→ **PROBLEM STATEMENT**: Pictures do not belong in the copy, so please give every entry below again exactly.

→ **PROVIDED ENTRIES**:
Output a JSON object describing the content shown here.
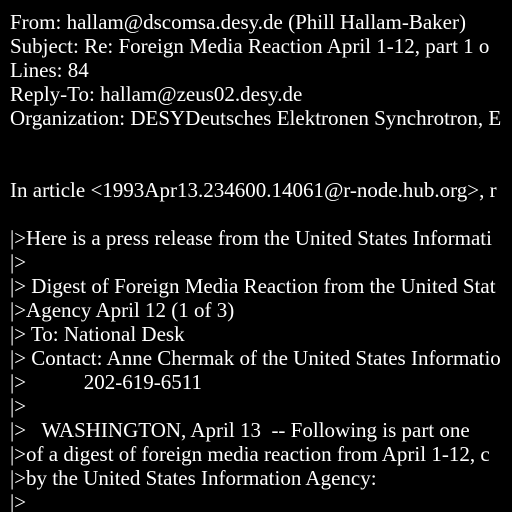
{
  "colors": {
    "background": "#000000",
    "text": "#ffffff"
  },
  "header": {
    "from": "From: hallam@dscomsa.desy.de (Phill Hallam-Baker)",
    "subject": "Subject: Re: Foreign Media Reaction April 1-12, part 1 o",
    "lines": "Lines: 84",
    "reply_to": "Reply-To: hallam@zeus02.desy.de",
    "organization": "Organization: DESYDeutsches Elektronen Synchrotron, E"
  },
  "body": {
    "attribution": "In article <1993Apr13.234600.14061@r-node.hub.org>, r",
    "quoted": [
      "|>Here is a press release from the United States Informati",
      "|>",
      "|> Digest of Foreign Media Reaction from the United Stat",
      "|>Agency April 12 (1 of 3)",
      "|> To: National Desk",
      "|> Contact: Anne Chermak of the United States Informatio",
      "|>           202-619-6511",
      "|>",
      "|>   WASHINGTON, April 13  -- Following is part one",
      "|>of a digest of foreign media reaction from April 1-12, c",
      "|>by the United States Information Agency:",
      "|>"
    ]
  }
}
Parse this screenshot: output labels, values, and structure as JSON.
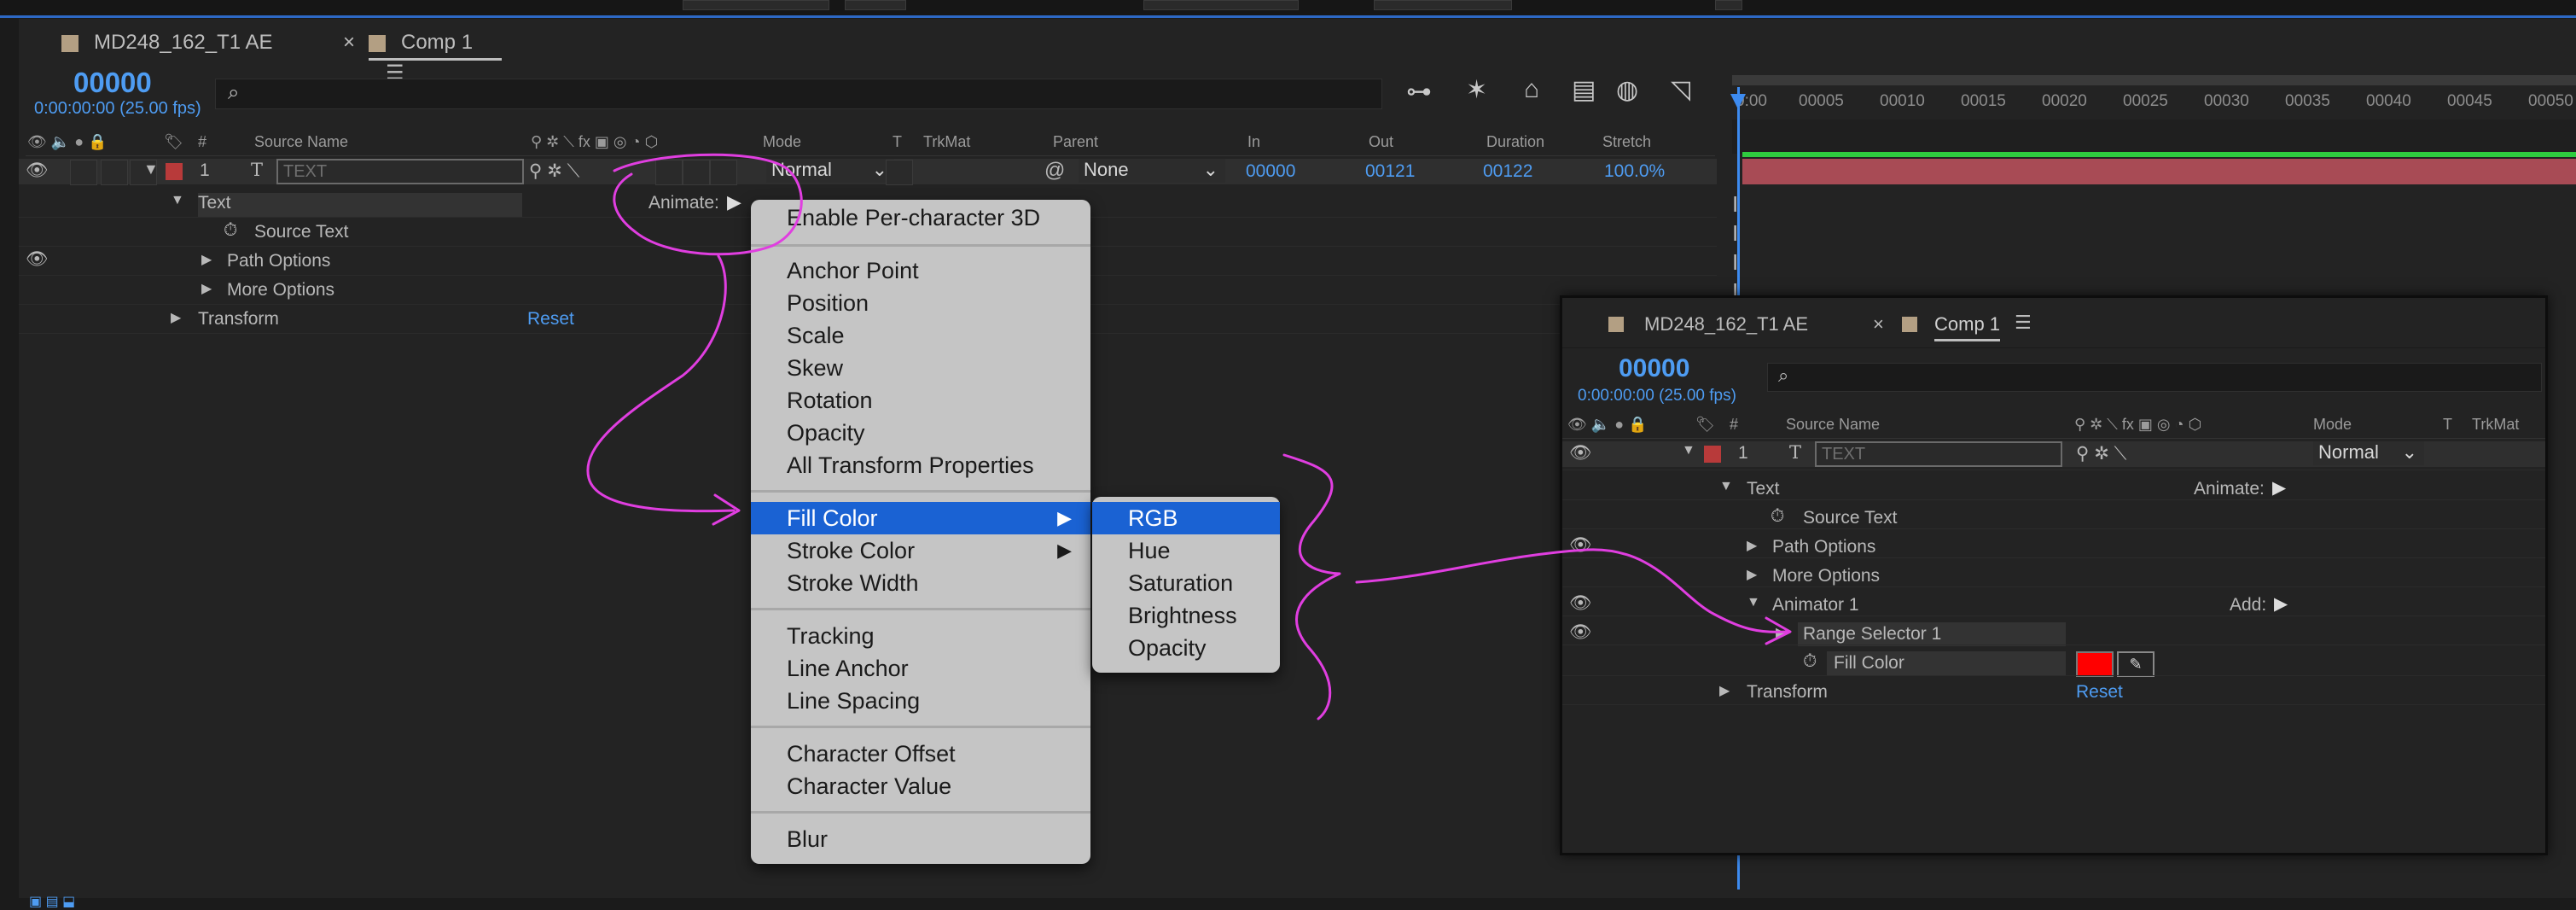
{
  "tabs": {
    "project": "MD248_162_T1 AE",
    "comp": "Comp 1",
    "close_glyph": "×",
    "menu_glyph": "☰"
  },
  "timecode": {
    "value": "00000",
    "sub": "0:00:00:00 (25.00 fps)"
  },
  "headers": {
    "num": "#",
    "source_name": "Source Name",
    "mode": "Mode",
    "t": "T",
    "trkmat": "TrkMat",
    "parent": "Parent",
    "in": "In",
    "out": "Out",
    "duration": "Duration",
    "stretch": "Stretch"
  },
  "layer": {
    "number": "1",
    "type_glyph": "T",
    "name": "TEXT",
    "mode": "Normal",
    "parent": "None",
    "in": "00000",
    "out": "00121",
    "duration": "00122",
    "stretch": "100.0%",
    "color": "#b83a3a"
  },
  "props": {
    "text": "Text",
    "animate": "Animate:",
    "source_text": "Source Text",
    "path_options": "Path Options",
    "more_options": "More Options",
    "transform": "Transform",
    "reset": "Reset"
  },
  "ruler": {
    "ticks": [
      "00005",
      "00010",
      "00015",
      "00020",
      "00025",
      "00030",
      "00035",
      "00040",
      "00045",
      "00050"
    ],
    "start": "0:00"
  },
  "context_menu": {
    "groups": [
      [
        "Enable Per-character 3D"
      ],
      [
        "Anchor Point",
        "Position",
        "Scale",
        "Skew",
        "Rotation",
        "Opacity",
        "All Transform Properties"
      ],
      [
        "Fill Color",
        "Stroke Color",
        "Stroke Width"
      ],
      [
        "Tracking",
        "Line Anchor",
        "Line Spacing"
      ],
      [
        "Character Offset",
        "Character Value"
      ],
      [
        "Blur"
      ]
    ],
    "selected": "Fill Color",
    "submenu": [
      "RGB",
      "Hue",
      "Saturation",
      "Brightness",
      "Opacity"
    ],
    "submenu_selected": "RGB"
  },
  "inset": {
    "project_tab": "MD248_162_T1 AE",
    "comp_tab": "Comp 1",
    "timecode": "00000",
    "timecode_sub": "0:00:00:00 (25.00 fps)",
    "headers": {
      "num": "#",
      "source_name": "Source Name",
      "mode": "Mode",
      "t": "T",
      "trkmat": "TrkMat"
    },
    "layer_number": "1",
    "layer_name": "TEXT",
    "mode": "Normal",
    "text": "Text",
    "animate": "Animate:",
    "source_text": "Source Text",
    "path_options": "Path Options",
    "more_options": "More Options",
    "animator": "Animator 1",
    "add": "Add:",
    "range_selector": "Range Selector 1",
    "fill_color": "Fill Color",
    "transform": "Transform",
    "reset": "Reset",
    "fill_swatch": "#ff0000"
  },
  "annotation_color": "#e03ee0"
}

→ **SOLUTION TO THE EXERCISE**:
Output a JSON object describing the content shown here.
{
  "colors": {
    "background": "#000000",
    "text": "#ffffff"
  },
  "header": {
    "from": "From: hallam@dscomsa.desy.de (Phill Hallam-Baker)",
    "subject": "Subject: Re: Foreign Media Reaction April 1-12, part 1 o",
    "lines": "Lines: 84",
    "reply_to": "Reply-To: hallam@zeus02.desy.de",
    "organization": "Organization: DESYDeutsches Elektronen Synchrotron, E"
  },
  "body": {
    "attribution": "In article <1993Apr13.234600.14061@r-node.hub.org>, r",
    "quoted": [
      "|>Here is a press release from the United States Informati",
      "|>",
      "|> Digest of Foreign Media Reaction from the United Stat",
      "|>Agency April 12 (1 of 3)",
      "|> To: National Desk",
      "|> Contact: Anne Chermak of the United States Informatio",
      "|>           202-619-6511",
      "|>",
      "|>   WASHINGTON, April 13  -- Following is part one",
      "|>of a digest of foreign media reaction from April 1-12, c",
      "|>by the United States Information Agency:",
      "|>"
    ]
  }
}
Parse this screenshot: output labels, values, and structure as JSON.
{
  "tabs": {
    "project": "MD248_162_T1 AE",
    "comp": "Comp 1",
    "close_glyph": "×",
    "menu_glyph": "☰"
  },
  "timecode": {
    "value": "00000",
    "sub": "0:00:00:00 (25.00 fps)"
  },
  "headers": {
    "num": "#",
    "source_name": "Source Name",
    "mode": "Mode",
    "t": "T",
    "trkmat": "TrkMat",
    "parent": "Parent",
    "in": "In",
    "out": "Out",
    "duration": "Duration",
    "stretch": "Stretch"
  },
  "layer": {
    "number": "1",
    "type_glyph": "T",
    "name": "TEXT",
    "mode": "Normal",
    "parent": "None",
    "in": "00000",
    "out": "00121",
    "duration": "00122",
    "stretch": "100.0%",
    "color": "#b83a3a"
  },
  "props": {
    "text": "Text",
    "animate": "Animate:",
    "source_text": "Source Text",
    "path_options": "Path Options",
    "more_options": "More Options",
    "transform": "Transform",
    "reset": "Reset"
  },
  "ruler": {
    "ticks": [
      "00005",
      "00010",
      "00015",
      "00020",
      "00025",
      "00030",
      "00035",
      "00040",
      "00045",
      "00050"
    ],
    "start": "0:00"
  },
  "context_menu": {
    "groups": [
      [
        "Enable Per-character 3D"
      ],
      [
        "Anchor Point",
        "Position",
        "Scale",
        "Skew",
        "Rotation",
        "Opacity",
        "All Transform Properties"
      ],
      [
        "Fill Color",
        "Stroke Color",
        "Stroke Width"
      ],
      [
        "Tracking",
        "Line Anchor",
        "Line Spacing"
      ],
      [
        "Character Offset",
        "Character Value"
      ],
      [
        "Blur"
      ]
    ],
    "selected": "Fill Color",
    "submenu": [
      "RGB",
      "Hue",
      "Saturation",
      "Brightness",
      "Opacity"
    ],
    "submenu_selected": "RGB"
  },
  "inset": {
    "project_tab": "MD248_162_T1 AE",
    "comp_tab": "Comp 1",
    "timecode": "00000",
    "timecode_sub": "0:00:00:00 (25.00 fps)",
    "headers": {
      "num": "#",
      "source_name": "Source Name",
      "mode": "Mode",
      "t": "T",
      "trkmat": "TrkMat"
    },
    "layer_number": "1",
    "layer_name": "TEXT",
    "mode": "Normal",
    "text": "Text",
    "animate": "Animate:",
    "source_text": "Source Text",
    "path_options": "Path Options",
    "more_options": "More Options",
    "animator": "Animator 1",
    "add": "Add:",
    "range_selector": "Range Selector 1",
    "fill_color": "Fill Color",
    "transform": "Transform",
    "reset": "Reset",
    "fill_swatch": "#ff0000"
  },
  "annotation_color": "#e03ee0"
}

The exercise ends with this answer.